Return every line from the records below that has the word "ELISA".

** Dataset records on visual material **

○ ○ ○ ○ ○ ○ ○

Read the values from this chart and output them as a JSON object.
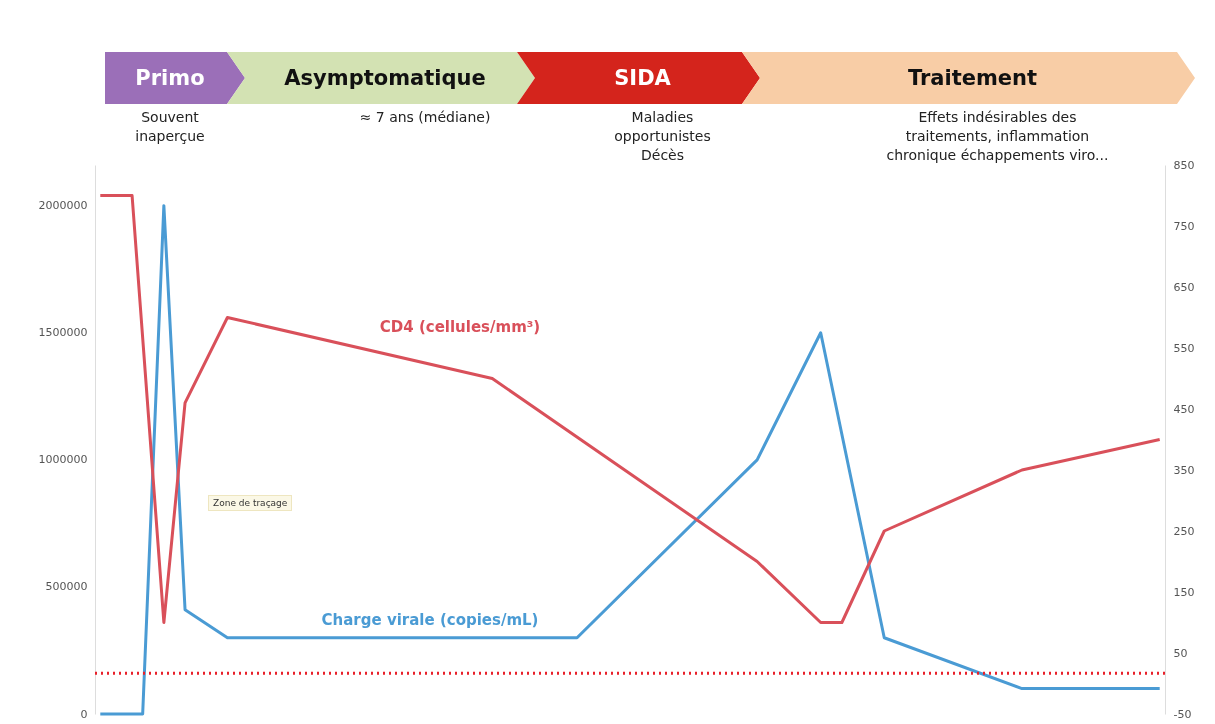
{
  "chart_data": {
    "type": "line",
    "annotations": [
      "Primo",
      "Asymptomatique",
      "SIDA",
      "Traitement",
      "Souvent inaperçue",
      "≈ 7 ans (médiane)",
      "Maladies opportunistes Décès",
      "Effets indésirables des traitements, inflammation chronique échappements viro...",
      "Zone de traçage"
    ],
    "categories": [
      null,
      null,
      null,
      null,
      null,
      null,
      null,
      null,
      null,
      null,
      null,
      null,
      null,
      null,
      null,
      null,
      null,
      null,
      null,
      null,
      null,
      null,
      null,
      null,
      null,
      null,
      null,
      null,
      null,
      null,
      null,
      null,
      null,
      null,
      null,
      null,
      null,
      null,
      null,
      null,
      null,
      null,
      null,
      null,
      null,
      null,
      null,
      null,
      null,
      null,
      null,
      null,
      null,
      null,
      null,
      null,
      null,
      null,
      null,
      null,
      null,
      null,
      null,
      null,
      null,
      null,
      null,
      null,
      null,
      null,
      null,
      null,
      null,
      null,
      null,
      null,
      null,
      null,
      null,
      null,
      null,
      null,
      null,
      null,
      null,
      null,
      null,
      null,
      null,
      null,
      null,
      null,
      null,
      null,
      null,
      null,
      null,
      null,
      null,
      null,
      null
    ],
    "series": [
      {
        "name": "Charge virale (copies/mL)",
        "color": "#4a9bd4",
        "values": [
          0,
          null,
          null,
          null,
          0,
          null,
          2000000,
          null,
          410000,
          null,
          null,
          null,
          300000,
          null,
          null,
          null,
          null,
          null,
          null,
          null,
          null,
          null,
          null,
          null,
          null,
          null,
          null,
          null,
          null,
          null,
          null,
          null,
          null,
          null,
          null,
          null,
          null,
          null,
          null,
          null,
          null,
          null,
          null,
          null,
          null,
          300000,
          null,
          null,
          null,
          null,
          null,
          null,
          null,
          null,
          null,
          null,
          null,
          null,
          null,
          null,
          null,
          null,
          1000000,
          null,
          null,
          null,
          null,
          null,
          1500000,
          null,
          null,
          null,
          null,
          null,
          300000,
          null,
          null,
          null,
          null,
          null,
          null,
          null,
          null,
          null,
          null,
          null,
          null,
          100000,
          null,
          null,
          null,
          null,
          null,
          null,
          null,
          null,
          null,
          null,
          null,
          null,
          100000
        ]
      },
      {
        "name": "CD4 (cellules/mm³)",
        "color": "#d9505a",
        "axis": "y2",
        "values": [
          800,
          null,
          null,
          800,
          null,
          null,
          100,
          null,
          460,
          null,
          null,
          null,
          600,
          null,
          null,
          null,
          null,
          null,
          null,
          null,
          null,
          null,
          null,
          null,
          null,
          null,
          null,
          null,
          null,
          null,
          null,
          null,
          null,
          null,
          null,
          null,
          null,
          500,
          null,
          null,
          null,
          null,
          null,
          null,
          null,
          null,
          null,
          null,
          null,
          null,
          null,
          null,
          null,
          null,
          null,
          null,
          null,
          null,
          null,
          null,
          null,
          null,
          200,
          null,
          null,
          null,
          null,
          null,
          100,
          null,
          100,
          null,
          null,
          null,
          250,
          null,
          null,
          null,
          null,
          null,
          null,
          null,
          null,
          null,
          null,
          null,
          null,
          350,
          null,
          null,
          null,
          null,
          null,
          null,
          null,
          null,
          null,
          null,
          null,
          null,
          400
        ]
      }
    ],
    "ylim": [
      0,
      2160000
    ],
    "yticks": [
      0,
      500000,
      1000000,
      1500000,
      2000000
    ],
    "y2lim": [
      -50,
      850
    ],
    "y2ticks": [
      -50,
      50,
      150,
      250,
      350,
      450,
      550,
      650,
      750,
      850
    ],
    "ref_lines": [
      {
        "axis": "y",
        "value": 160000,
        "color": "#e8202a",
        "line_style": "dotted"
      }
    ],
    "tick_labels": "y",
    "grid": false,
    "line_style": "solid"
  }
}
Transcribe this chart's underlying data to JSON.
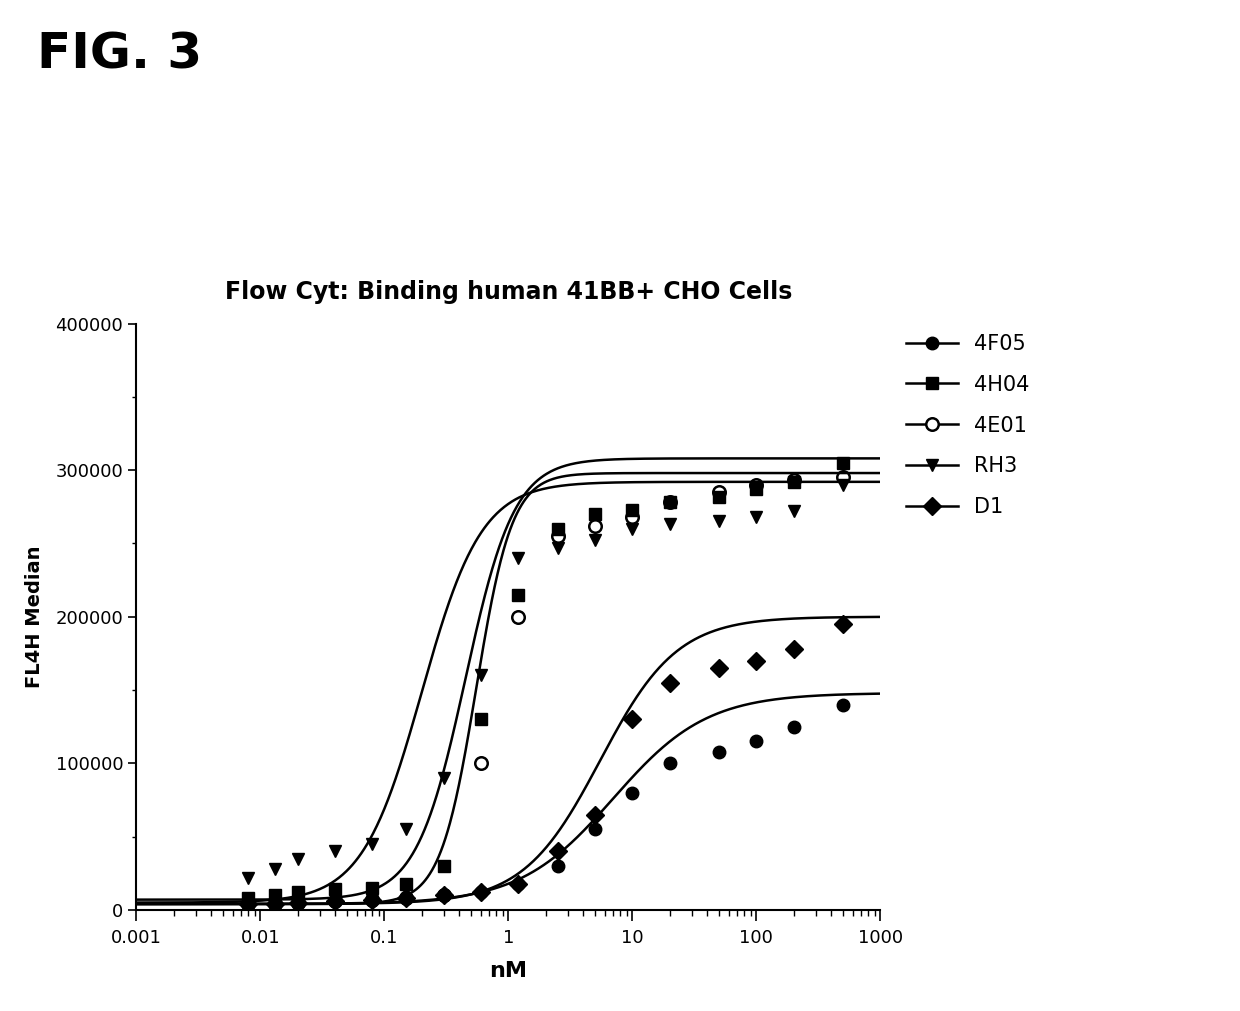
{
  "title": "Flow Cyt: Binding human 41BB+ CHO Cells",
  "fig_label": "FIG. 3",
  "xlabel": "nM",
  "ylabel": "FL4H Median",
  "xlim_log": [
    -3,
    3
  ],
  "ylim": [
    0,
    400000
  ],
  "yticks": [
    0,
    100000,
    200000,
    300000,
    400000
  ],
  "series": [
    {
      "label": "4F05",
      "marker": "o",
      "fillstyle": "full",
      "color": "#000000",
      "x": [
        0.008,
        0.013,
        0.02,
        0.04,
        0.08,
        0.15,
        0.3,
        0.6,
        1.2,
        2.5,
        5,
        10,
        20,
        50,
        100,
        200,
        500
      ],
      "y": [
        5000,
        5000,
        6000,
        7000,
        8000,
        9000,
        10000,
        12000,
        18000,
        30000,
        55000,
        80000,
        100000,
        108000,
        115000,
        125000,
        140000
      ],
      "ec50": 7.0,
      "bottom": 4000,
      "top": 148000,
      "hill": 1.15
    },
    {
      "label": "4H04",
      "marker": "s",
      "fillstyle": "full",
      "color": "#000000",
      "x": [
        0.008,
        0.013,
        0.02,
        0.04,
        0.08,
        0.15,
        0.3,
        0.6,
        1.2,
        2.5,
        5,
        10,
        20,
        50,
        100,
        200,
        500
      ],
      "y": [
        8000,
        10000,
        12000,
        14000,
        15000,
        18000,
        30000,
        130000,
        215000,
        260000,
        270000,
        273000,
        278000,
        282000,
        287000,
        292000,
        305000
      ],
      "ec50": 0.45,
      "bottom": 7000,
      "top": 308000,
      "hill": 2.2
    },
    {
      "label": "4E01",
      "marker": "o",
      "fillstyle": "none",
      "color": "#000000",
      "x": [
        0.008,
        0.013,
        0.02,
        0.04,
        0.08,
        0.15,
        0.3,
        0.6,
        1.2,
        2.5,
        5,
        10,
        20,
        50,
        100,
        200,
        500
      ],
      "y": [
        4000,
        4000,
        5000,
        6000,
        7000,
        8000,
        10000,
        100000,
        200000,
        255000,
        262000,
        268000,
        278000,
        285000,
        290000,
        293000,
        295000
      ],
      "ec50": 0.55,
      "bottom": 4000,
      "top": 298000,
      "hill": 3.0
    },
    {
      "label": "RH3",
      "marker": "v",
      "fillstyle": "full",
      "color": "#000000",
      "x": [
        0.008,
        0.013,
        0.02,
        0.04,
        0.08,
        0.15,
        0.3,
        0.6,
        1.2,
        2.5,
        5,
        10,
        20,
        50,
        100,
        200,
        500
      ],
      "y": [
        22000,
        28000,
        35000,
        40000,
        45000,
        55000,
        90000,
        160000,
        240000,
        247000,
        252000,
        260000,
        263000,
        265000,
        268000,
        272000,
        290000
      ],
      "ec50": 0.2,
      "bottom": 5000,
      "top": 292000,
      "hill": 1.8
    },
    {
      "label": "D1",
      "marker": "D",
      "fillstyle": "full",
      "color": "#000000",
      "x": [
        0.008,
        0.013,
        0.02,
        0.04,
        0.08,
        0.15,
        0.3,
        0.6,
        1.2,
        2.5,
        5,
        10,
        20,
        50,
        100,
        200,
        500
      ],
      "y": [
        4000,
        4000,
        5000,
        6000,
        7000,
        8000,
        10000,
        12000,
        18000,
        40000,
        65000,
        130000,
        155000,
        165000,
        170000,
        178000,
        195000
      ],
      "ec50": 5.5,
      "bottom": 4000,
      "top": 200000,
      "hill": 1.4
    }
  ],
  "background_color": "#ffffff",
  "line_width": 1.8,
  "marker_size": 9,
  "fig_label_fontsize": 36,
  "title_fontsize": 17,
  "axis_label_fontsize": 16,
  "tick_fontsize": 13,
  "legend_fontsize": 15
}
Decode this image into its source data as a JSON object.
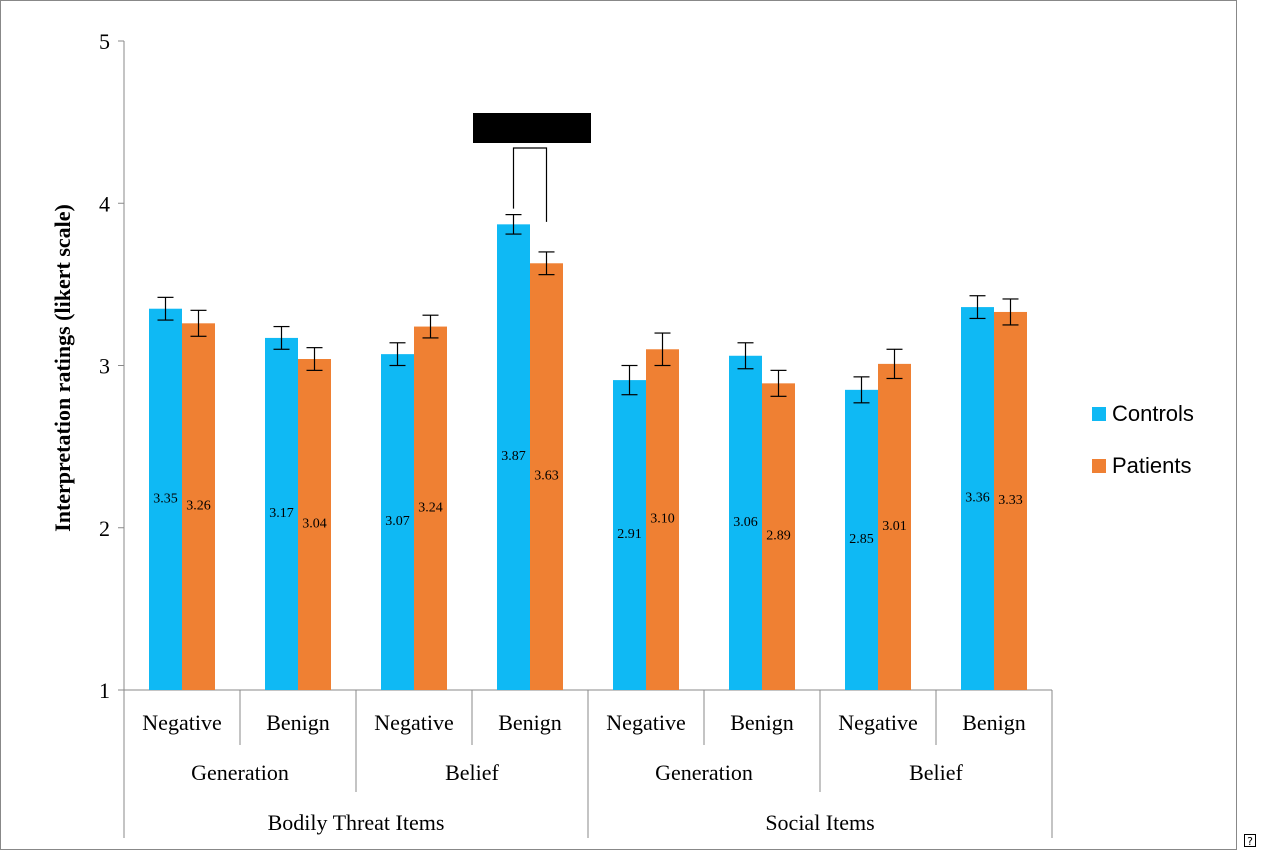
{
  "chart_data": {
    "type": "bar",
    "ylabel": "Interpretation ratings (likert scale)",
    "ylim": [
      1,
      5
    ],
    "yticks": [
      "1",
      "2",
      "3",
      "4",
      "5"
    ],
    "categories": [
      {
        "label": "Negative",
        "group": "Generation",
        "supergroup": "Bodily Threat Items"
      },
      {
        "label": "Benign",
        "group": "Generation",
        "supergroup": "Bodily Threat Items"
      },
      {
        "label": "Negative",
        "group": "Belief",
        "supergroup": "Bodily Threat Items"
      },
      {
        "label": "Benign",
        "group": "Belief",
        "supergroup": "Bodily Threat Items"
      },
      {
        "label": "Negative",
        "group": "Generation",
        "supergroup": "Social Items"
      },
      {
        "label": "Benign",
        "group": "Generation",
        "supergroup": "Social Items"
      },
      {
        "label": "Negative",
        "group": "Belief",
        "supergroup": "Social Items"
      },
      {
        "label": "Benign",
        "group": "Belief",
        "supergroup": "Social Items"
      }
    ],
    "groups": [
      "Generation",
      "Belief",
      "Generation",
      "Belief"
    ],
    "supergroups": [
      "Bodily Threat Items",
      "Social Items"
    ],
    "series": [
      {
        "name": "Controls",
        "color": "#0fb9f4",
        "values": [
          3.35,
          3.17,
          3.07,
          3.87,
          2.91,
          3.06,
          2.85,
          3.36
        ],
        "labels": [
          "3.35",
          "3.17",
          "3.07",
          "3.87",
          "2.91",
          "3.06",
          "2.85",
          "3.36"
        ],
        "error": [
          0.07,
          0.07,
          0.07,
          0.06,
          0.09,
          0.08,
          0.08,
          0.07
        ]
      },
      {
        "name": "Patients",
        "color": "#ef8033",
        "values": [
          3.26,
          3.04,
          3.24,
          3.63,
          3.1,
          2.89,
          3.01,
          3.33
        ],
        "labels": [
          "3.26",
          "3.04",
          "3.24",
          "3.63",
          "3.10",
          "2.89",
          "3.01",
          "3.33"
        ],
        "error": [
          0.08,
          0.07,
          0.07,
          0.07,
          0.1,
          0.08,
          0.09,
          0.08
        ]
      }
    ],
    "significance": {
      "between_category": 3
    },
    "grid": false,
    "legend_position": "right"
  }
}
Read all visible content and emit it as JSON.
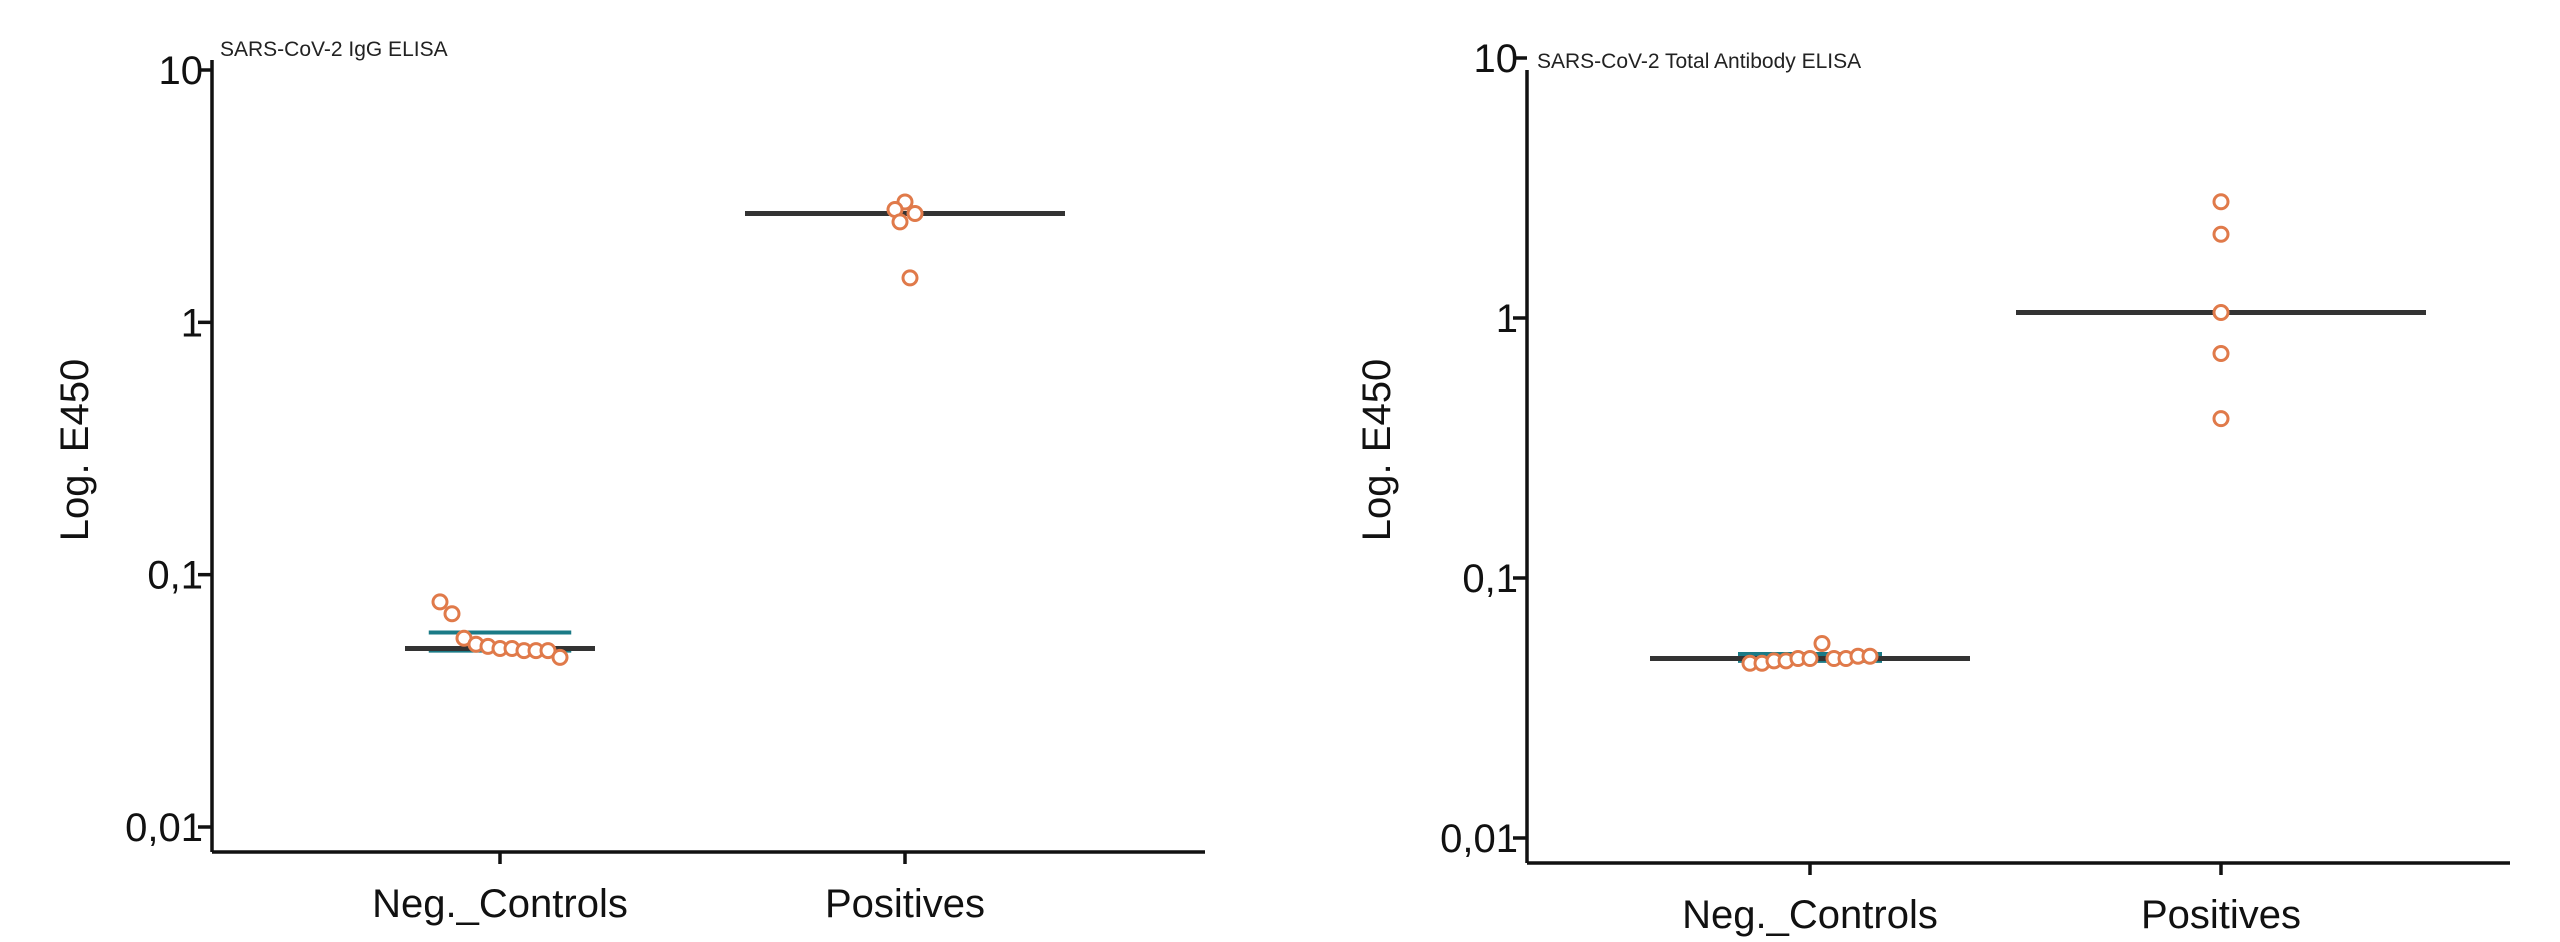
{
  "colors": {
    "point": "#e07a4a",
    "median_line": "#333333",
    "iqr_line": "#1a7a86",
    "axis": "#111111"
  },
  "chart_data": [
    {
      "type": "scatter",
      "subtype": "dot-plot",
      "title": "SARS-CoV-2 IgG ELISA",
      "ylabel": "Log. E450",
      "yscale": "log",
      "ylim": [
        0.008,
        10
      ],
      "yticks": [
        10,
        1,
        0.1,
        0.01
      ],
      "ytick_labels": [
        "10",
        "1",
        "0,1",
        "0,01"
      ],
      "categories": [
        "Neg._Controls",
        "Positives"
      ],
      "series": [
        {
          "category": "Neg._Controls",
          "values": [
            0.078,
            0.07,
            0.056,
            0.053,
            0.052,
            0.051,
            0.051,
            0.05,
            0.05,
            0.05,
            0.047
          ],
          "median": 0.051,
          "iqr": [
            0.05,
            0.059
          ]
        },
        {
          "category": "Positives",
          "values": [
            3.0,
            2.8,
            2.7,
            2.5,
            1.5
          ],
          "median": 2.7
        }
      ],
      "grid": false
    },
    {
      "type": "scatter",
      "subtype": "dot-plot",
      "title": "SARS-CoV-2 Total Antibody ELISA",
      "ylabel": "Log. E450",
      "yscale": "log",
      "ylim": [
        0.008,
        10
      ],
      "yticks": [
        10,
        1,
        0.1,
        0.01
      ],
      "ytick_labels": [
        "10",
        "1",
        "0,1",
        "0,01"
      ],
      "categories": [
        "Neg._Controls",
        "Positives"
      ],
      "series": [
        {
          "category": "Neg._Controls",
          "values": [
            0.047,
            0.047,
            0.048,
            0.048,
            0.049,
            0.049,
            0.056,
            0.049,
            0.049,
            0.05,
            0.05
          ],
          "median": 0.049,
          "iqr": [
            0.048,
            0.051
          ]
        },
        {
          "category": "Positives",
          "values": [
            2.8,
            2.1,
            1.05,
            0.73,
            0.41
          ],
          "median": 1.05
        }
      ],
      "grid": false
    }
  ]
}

○ ○ ○ ○ ○ ○ ○

** Completed task **
      "title": "SARS-CoV-2 IgG ELISA",
      "title": "SARS-CoV-2 Total Antibody ELISA",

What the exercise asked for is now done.